#### Prompt
Leave every picture out and write out the records below exactly.

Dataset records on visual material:
====
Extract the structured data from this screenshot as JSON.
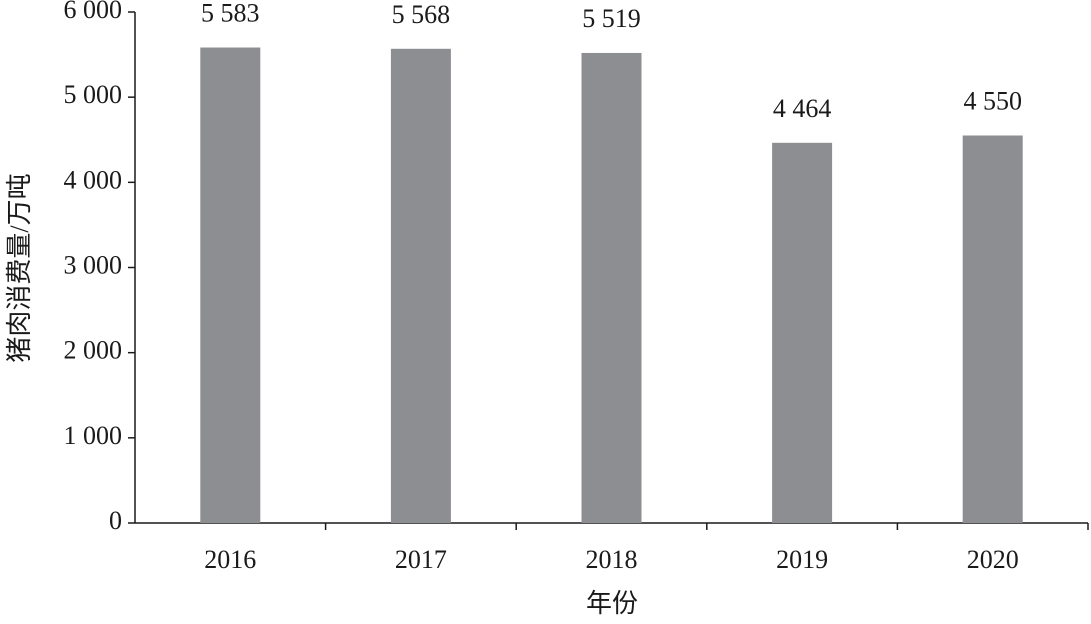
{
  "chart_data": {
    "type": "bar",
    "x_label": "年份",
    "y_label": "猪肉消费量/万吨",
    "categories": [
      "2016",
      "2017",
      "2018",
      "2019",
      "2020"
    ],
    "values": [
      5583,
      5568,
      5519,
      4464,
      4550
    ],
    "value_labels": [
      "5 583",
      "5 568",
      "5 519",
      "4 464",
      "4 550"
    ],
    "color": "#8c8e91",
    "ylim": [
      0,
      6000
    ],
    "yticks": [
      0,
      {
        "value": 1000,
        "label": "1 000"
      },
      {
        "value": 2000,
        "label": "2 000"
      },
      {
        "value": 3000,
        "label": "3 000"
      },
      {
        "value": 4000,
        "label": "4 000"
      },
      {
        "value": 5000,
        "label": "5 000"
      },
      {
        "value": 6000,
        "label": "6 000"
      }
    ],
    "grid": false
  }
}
====
#### Complete answer
Extract the structured data from this screenshot as JSON.
{
  "chart_data": {
    "type": "bar",
    "x_label": "年份",
    "y_label": "猪肉消费量/万吨",
    "categories": [
      "2016",
      "2017",
      "2018",
      "2019",
      "2020"
    ],
    "values": [
      5583,
      5568,
      5519,
      4464,
      4550
    ],
    "value_labels": [
      "5 583",
      "5 568",
      "5 519",
      "4 464",
      "4 550"
    ],
    "color": "#8c8e91",
    "ylim": [
      0,
      6000
    ],
    "yticks": [
      0,
      {
        "value": 1000,
        "label": "1 000"
      },
      {
        "value": 2000,
        "label": "2 000"
      },
      {
        "value": 3000,
        "label": "3 000"
      },
      {
        "value": 4000,
        "label": "4 000"
      },
      {
        "value": 5000,
        "label": "5 000"
      },
      {
        "value": 6000,
        "label": "6 000"
      }
    ],
    "grid": false
  }
}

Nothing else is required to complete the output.